| Data rows |

------------------------------------------------------------

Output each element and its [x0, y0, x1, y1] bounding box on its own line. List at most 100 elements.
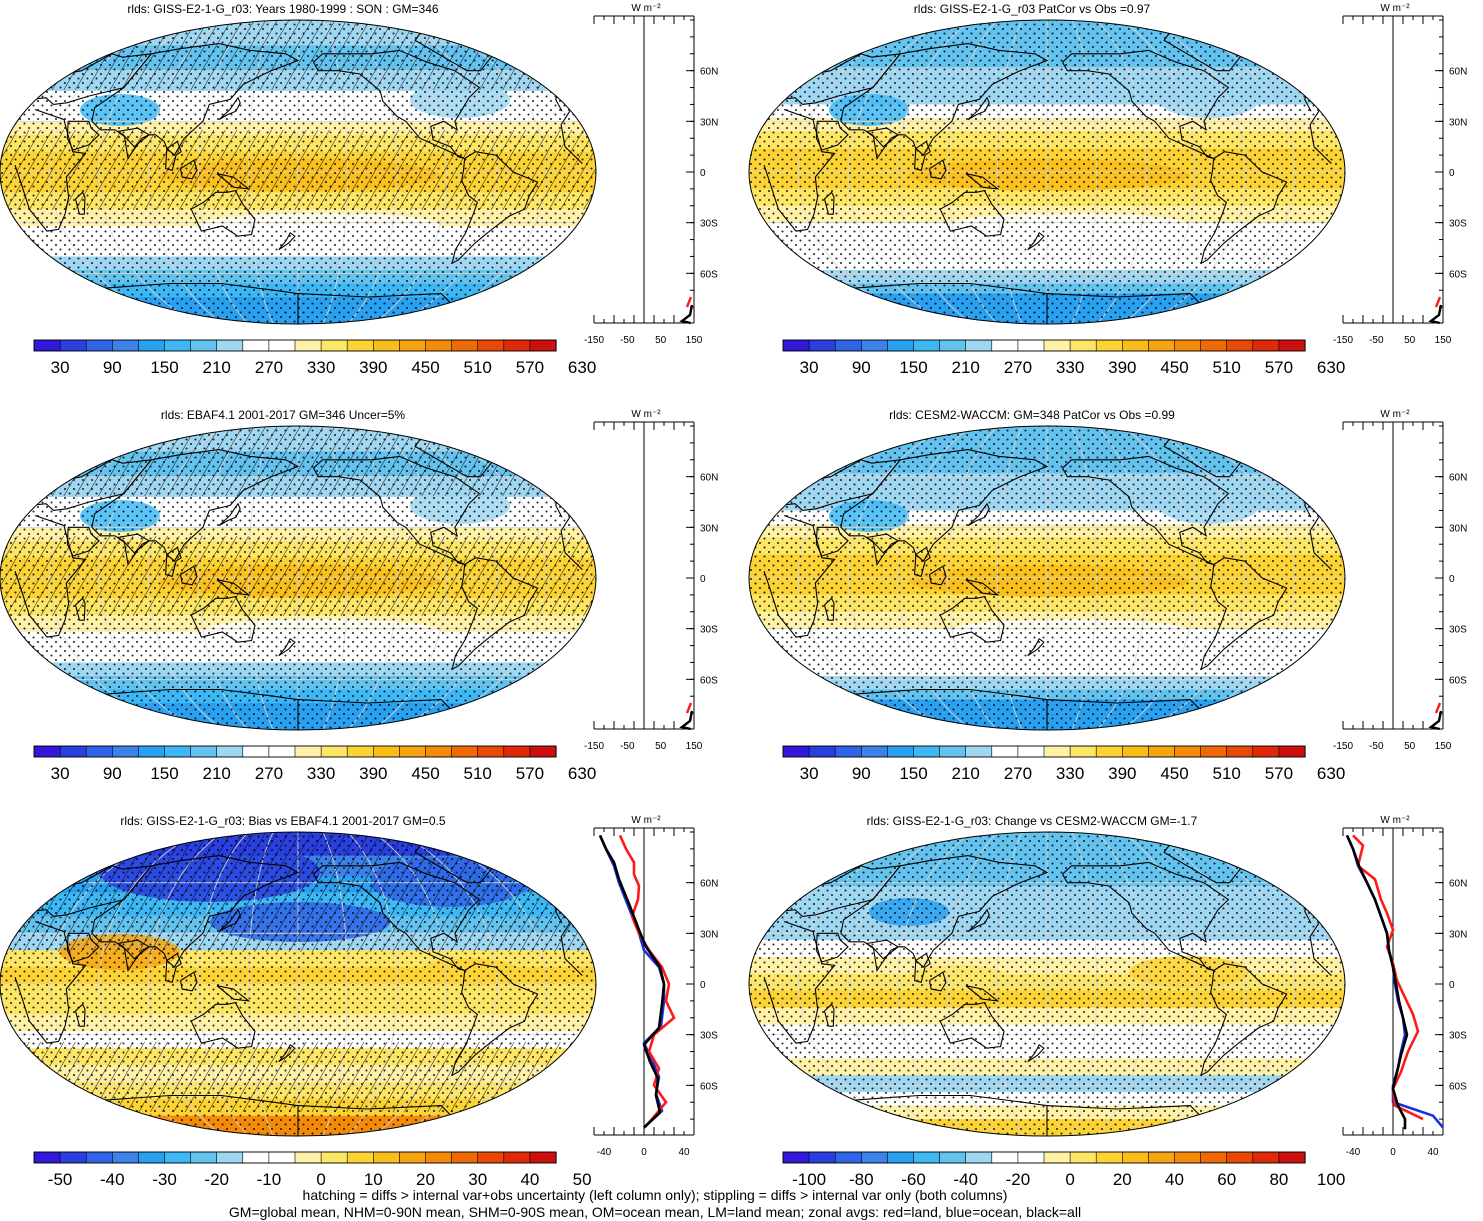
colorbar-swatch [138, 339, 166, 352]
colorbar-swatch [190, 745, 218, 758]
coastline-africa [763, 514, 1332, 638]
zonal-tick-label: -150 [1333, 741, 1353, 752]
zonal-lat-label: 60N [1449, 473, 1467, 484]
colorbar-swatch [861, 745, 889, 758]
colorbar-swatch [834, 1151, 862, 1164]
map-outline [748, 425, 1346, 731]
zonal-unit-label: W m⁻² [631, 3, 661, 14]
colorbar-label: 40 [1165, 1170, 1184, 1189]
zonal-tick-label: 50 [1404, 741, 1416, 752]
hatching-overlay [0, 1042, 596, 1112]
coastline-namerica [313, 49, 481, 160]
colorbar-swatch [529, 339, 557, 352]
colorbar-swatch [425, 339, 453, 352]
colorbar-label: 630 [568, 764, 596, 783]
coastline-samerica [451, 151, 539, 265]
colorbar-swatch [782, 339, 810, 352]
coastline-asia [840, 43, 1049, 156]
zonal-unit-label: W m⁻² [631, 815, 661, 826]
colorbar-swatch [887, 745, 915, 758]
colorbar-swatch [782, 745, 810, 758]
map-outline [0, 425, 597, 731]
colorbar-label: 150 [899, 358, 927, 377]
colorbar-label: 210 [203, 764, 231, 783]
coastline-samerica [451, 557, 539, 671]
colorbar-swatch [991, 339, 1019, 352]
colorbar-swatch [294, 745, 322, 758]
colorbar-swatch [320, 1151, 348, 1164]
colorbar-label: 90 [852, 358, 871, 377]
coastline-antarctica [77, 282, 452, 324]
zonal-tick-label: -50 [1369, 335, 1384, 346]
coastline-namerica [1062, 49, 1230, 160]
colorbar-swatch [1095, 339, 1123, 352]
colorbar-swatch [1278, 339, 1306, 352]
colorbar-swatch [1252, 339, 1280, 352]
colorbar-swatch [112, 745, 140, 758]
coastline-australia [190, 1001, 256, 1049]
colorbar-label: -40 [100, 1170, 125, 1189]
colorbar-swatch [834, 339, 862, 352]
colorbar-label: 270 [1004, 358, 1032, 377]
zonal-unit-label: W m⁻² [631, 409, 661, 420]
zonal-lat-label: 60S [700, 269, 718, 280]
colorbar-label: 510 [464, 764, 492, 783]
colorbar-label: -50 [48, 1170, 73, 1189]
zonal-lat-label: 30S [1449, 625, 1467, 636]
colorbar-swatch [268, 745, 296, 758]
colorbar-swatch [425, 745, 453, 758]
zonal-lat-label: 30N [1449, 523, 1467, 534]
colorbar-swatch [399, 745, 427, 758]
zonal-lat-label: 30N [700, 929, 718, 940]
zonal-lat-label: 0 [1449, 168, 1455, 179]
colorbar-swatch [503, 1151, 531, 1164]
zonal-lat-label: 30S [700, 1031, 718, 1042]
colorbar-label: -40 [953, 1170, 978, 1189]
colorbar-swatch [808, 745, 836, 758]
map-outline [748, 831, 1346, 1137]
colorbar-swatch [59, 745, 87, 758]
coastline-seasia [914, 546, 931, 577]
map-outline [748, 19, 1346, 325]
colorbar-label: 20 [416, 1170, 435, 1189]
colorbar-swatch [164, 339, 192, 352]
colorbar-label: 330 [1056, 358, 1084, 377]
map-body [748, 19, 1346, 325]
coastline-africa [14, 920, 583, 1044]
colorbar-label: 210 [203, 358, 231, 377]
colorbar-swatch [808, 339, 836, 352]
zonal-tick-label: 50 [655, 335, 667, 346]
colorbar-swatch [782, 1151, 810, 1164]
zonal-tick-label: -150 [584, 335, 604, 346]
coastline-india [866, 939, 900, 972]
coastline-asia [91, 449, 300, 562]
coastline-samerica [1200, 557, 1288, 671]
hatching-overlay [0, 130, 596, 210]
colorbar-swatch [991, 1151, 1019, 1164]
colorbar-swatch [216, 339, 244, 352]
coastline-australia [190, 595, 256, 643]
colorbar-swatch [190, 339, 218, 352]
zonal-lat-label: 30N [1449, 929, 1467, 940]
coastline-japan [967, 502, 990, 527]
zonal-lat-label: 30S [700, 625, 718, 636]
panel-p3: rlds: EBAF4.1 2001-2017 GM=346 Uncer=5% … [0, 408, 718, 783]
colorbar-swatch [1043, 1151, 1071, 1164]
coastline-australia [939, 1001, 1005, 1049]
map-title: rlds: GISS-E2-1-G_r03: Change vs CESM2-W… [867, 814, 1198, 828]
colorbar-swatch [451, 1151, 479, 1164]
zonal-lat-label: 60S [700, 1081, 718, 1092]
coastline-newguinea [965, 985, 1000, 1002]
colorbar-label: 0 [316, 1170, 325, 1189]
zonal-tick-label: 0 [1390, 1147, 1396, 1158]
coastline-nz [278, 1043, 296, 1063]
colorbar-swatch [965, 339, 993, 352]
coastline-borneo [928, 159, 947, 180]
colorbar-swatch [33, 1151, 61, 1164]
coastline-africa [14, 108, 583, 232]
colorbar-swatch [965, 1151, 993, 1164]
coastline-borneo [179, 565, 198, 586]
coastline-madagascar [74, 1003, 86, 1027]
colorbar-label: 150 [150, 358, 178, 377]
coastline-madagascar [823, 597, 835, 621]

------------------------------------------------------------

| Task instructions |
Print the lines of the listing from the line that contains "colorbar-swatch [138, 339, 166, 352]" through the line that contains "zonal-unit-label: W m⁻² [631, 815, 661, 826]", both included, copying each one character for character.

| Written solution |
colorbar-swatch [138, 339, 166, 352]
colorbar-swatch [190, 745, 218, 758]
coastline-africa [763, 514, 1332, 638]
zonal-tick-label: -150 [1333, 741, 1353, 752]
zonal-lat-label: 60N [1449, 473, 1467, 484]
colorbar-swatch [861, 745, 889, 758]
colorbar-swatch [834, 1151, 862, 1164]
map-outline [748, 425, 1346, 731]
zonal-unit-label: W m⁻² [631, 3, 661, 14]
colorbar-label: 40 [1165, 1170, 1184, 1189]
zonal-tick-label: 50 [1404, 741, 1416, 752]
hatching-overlay [0, 1042, 596, 1112]
coastline-namerica [313, 49, 481, 160]
colorbar-swatch [529, 339, 557, 352]
colorbar-swatch [425, 339, 453, 352]
colorbar-label: 630 [568, 764, 596, 783]
coastline-samerica [451, 151, 539, 265]
colorbar-swatch [782, 339, 810, 352]
coastline-asia [840, 43, 1049, 156]
zonal-unit-label: W m⁻² [631, 815, 661, 826]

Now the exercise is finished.